- Supplied material:

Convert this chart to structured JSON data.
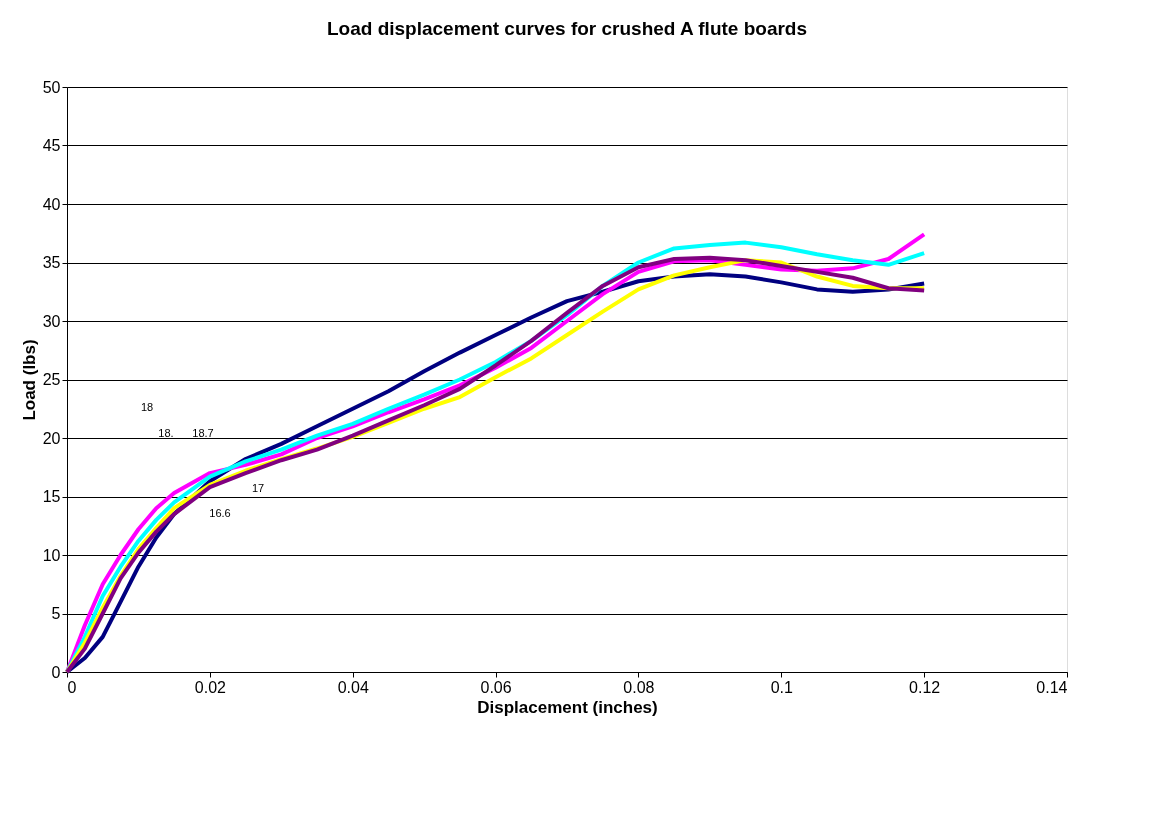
{
  "chart_data": {
    "type": "line",
    "title": "Load displacement curves for crushed A flute boards",
    "xlabel": "Displacement (inches)",
    "ylabel": "Load (lbs)",
    "x": [
      0,
      0.0025,
      0.005,
      0.0075,
      0.01,
      0.0125,
      0.015,
      0.02,
      0.025,
      0.03,
      0.035,
      0.04,
      0.045,
      0.05,
      0.055,
      0.06,
      0.065,
      0.07,
      0.075,
      0.08,
      0.085,
      0.09,
      0.095,
      0.1,
      0.105,
      0.11,
      0.115,
      0.12
    ],
    "series": [
      {
        "color": "#000080",
        "values": [
          0,
          1.2,
          3,
          6,
          9,
          11.5,
          13.5,
          16.3,
          18.2,
          19.5,
          21,
          22.5,
          24,
          25.7,
          27.3,
          28.8,
          30.3,
          31.7,
          32.5,
          33.4,
          33.8,
          34,
          33.8,
          33.3,
          32.7,
          32.5,
          32.7,
          33.2
        ]
      },
      {
        "color": "#ff00ff",
        "values": [
          0,
          4,
          7.5,
          10,
          12.2,
          14,
          15.3,
          17,
          17.7,
          18.6,
          20,
          21,
          22.2,
          23.3,
          24.5,
          26,
          27.7,
          30,
          32.3,
          34.2,
          35.1,
          35.2,
          34.8,
          34.4,
          34.3,
          34.5,
          35.3,
          37.4
        ]
      },
      {
        "color": "#00ffff",
        "values": [
          0,
          3,
          6.5,
          9,
          11.2,
          13,
          14.5,
          16.7,
          18,
          19,
          20.2,
          21.2,
          22.5,
          23.7,
          25,
          26.5,
          28.3,
          30.5,
          33,
          35,
          36.2,
          36.5,
          36.7,
          36.3,
          35.7,
          35.2,
          34.8,
          35.8
        ]
      },
      {
        "color": "#ffff00",
        "values": [
          0,
          2.5,
          5.5,
          8.2,
          10.5,
          12.3,
          14,
          16,
          17.2,
          18.2,
          19.1,
          20.1,
          21.3,
          22.5,
          23.5,
          25.2,
          26.8,
          28.8,
          30.8,
          32.7,
          33.9,
          34.6,
          35.2,
          35,
          33.8,
          33,
          32.8,
          32.8
        ]
      },
      {
        "color": "#800080",
        "values": [
          0,
          2,
          5,
          8,
          10.2,
          12,
          13.5,
          15.8,
          17,
          18.1,
          19,
          20.2,
          21.5,
          22.8,
          24.2,
          26.2,
          28.3,
          30.7,
          33,
          34.6,
          35.3,
          35.4,
          35.2,
          34.7,
          34.2,
          33.7,
          32.8,
          32.6
        ]
      }
    ],
    "annotations": [
      "18",
      "18.",
      "18.7",
      "17",
      "16.6"
    ],
    "xlim": [
      0,
      0.14
    ],
    "xticks": [
      0,
      0.02,
      0.04,
      0.06,
      0.08,
      0.1,
      0.12,
      0.14
    ],
    "ylim": [
      0,
      50
    ],
    "yticks": [
      0,
      5,
      10,
      15,
      20,
      25,
      30,
      35,
      40,
      45,
      50
    ],
    "grid": "y",
    "legend": false,
    "marker": "none",
    "line_style": "solid"
  }
}
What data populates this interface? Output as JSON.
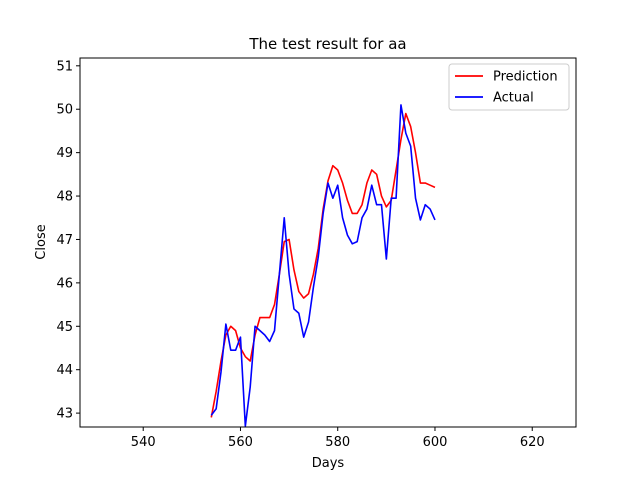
{
  "chart_data": {
    "type": "line",
    "title": "The test result for aa",
    "xlabel": "Days",
    "ylabel": "Close",
    "xlim": [
      527,
      629
    ],
    "ylim": [
      42.68,
      51.18
    ],
    "xticks": [
      540,
      560,
      580,
      600,
      620
    ],
    "yticks": [
      43,
      44,
      45,
      46,
      47,
      48,
      49,
      50,
      51
    ],
    "grid": false,
    "legend_position": "top-right",
    "series": [
      {
        "name": "Prediction",
        "color": "#ff0000",
        "x": [
          554,
          555,
          556,
          557,
          558,
          559,
          560,
          561,
          562,
          563,
          564,
          565,
          566,
          567,
          568,
          569,
          570,
          571,
          572,
          573,
          574,
          575,
          576,
          577,
          578,
          579,
          580,
          581,
          582,
          583,
          584,
          585,
          586,
          587,
          588,
          589,
          590,
          591,
          592,
          593,
          594,
          595,
          596,
          597,
          598,
          599,
          600
        ],
        "values": [
          42.9,
          43.5,
          44.2,
          44.8,
          45.0,
          44.9,
          44.5,
          44.3,
          44.2,
          44.8,
          45.2,
          45.2,
          45.2,
          45.5,
          46.2,
          46.95,
          47.0,
          46.3,
          45.8,
          45.65,
          45.75,
          46.2,
          46.8,
          47.7,
          48.35,
          48.7,
          48.6,
          48.3,
          47.9,
          47.6,
          47.6,
          47.8,
          48.3,
          48.6,
          48.5,
          48.0,
          47.75,
          47.9,
          48.6,
          49.3,
          49.9,
          49.6,
          49.0,
          48.3,
          48.3,
          48.25,
          48.2
        ]
      },
      {
        "name": "Actual",
        "color": "#0000ff",
        "x": [
          554,
          555,
          556,
          557,
          558,
          559,
          560,
          561,
          562,
          563,
          564,
          565,
          566,
          567,
          568,
          569,
          570,
          571,
          572,
          573,
          574,
          575,
          576,
          577,
          578,
          579,
          580,
          581,
          582,
          583,
          584,
          585,
          586,
          587,
          588,
          589,
          590,
          591,
          592,
          593,
          594,
          595,
          596,
          597,
          598,
          599,
          600
        ],
        "values": [
          42.95,
          43.1,
          43.95,
          45.05,
          44.45,
          44.45,
          44.75,
          42.7,
          43.6,
          45.0,
          44.9,
          44.8,
          44.65,
          44.9,
          46.2,
          47.5,
          46.2,
          45.4,
          45.3,
          44.75,
          45.1,
          45.9,
          46.6,
          47.6,
          48.3,
          47.95,
          48.25,
          47.5,
          47.1,
          46.9,
          46.95,
          47.5,
          47.7,
          48.25,
          47.8,
          47.8,
          46.55,
          47.95,
          47.95,
          50.1,
          49.45,
          49.15,
          47.95,
          47.45,
          47.8,
          47.7,
          47.45
        ]
      }
    ]
  }
}
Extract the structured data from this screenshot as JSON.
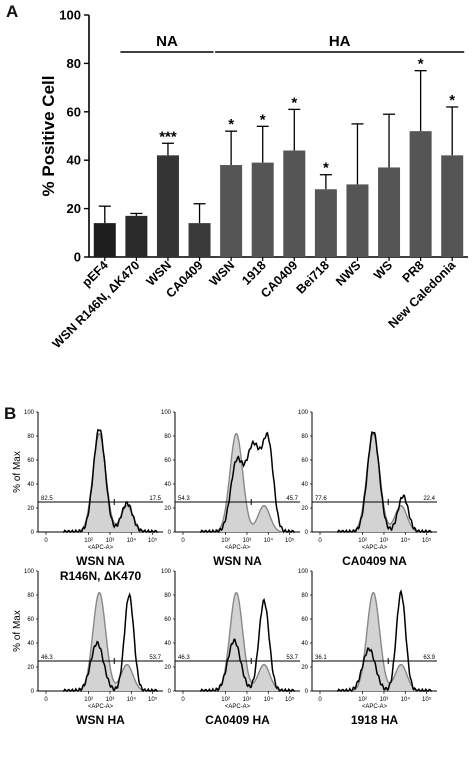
{
  "panel_a_label": "A",
  "panel_b_label": "B",
  "chart_data": [
    {
      "type": "bar",
      "ylabel": "% Positive Cell",
      "ylim": [
        0,
        100
      ],
      "yticks": [
        "0",
        "20",
        "40",
        "60",
        "80",
        "100"
      ],
      "group_labels": {
        "na": "NA",
        "ha": "HA"
      },
      "categories": [
        "pEF4",
        "WSN R146N, ΔK470",
        "WSN",
        "CA0409",
        "WSN",
        "1918",
        "CA0409",
        "Bei718",
        "NWS",
        "WS",
        "PR8",
        "New Caledonia"
      ],
      "values": [
        14,
        17,
        42,
        14,
        38,
        39,
        44,
        28,
        30,
        37,
        52,
        42
      ],
      "errors": [
        7,
        1,
        5,
        8,
        14,
        15,
        17,
        6,
        25,
        22,
        25,
        20
      ],
      "significance": [
        "",
        "",
        "***",
        "",
        "*",
        "*",
        "*",
        "*",
        "",
        "",
        "*",
        "*"
      ],
      "bar_colors": [
        "#1e1e1e",
        "#2a2a2a",
        "#353535",
        "#3a3a3a",
        "#555555",
        "#555555",
        "#555555",
        "#555555",
        "#555555",
        "#555555",
        "#555555",
        "#555555"
      ]
    },
    {
      "type": "line",
      "panels": [
        {
          "title": "WSN NA",
          "subtitle": "R146N, ΔK470",
          "left_pct": "82.5",
          "right_pct": "17.5",
          "control_peaks": [
            [
              2.5,
              0.82,
              0.3
            ],
            [
              3.8,
              0.22,
              0.28
            ]
          ],
          "test_peaks": [
            [
              2.5,
              0.86,
              0.28
            ],
            [
              3.8,
              0.24,
              0.26
            ]
          ]
        },
        {
          "title": "WSN NA",
          "subtitle": "",
          "left_pct": "54.3",
          "right_pct": "45.7",
          "control_peaks": [
            [
              2.5,
              0.82,
              0.3
            ],
            [
              3.8,
              0.22,
              0.28
            ]
          ],
          "test_peaks": [
            [
              2.5,
              0.55,
              0.28
            ],
            [
              3.3,
              0.72,
              0.35
            ],
            [
              4.0,
              0.7,
              0.25
            ]
          ]
        },
        {
          "title": "CA0409 NA",
          "subtitle": "",
          "left_pct": "77.6",
          "right_pct": "22.4",
          "control_peaks": [
            [
              2.5,
              0.82,
              0.3
            ],
            [
              3.8,
              0.22,
              0.28
            ]
          ],
          "test_peaks": [
            [
              2.5,
              0.84,
              0.28
            ],
            [
              3.9,
              0.3,
              0.24
            ]
          ]
        },
        {
          "title": "WSN HA",
          "subtitle": "",
          "left_pct": "46.3",
          "right_pct": "53.7",
          "control_peaks": [
            [
              2.5,
              0.82,
              0.3
            ],
            [
              3.8,
              0.22,
              0.28
            ]
          ],
          "test_peaks": [
            [
              2.4,
              0.4,
              0.3
            ],
            [
              3.9,
              0.8,
              0.22
            ]
          ]
        },
        {
          "title": "CA0409 HA",
          "subtitle": "",
          "left_pct": "46.3",
          "right_pct": "53.7",
          "control_peaks": [
            [
              2.5,
              0.82,
              0.3
            ],
            [
              3.8,
              0.22,
              0.28
            ]
          ],
          "test_peaks": [
            [
              2.4,
              0.42,
              0.3
            ],
            [
              3.8,
              0.75,
              0.24
            ]
          ]
        },
        {
          "title": "1918 HA",
          "subtitle": "",
          "left_pct": "36.1",
          "right_pct": "63.9",
          "control_peaks": [
            [
              2.5,
              0.82,
              0.3
            ],
            [
              3.8,
              0.22,
              0.28
            ]
          ],
          "test_peaks": [
            [
              2.3,
              0.35,
              0.3
            ],
            [
              3.8,
              0.82,
              0.22
            ]
          ]
        }
      ],
      "ylabel": "% of Max",
      "yticks": [
        "0",
        "20",
        "40",
        "60",
        "80",
        "100"
      ],
      "xlabel": "<APC-A>",
      "xticks": [
        "0",
        "10²",
        "10³",
        "10⁴",
        "10⁵"
      ]
    }
  ]
}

- Objective: List every line from the entries above in which "ylabel" appears.

- Finished answer:
    "ylabel": "Load (lbs)",
    "ylabel": "Close",
      "ylabel": "% Positive Cell",
      "ylabel": "% of Max",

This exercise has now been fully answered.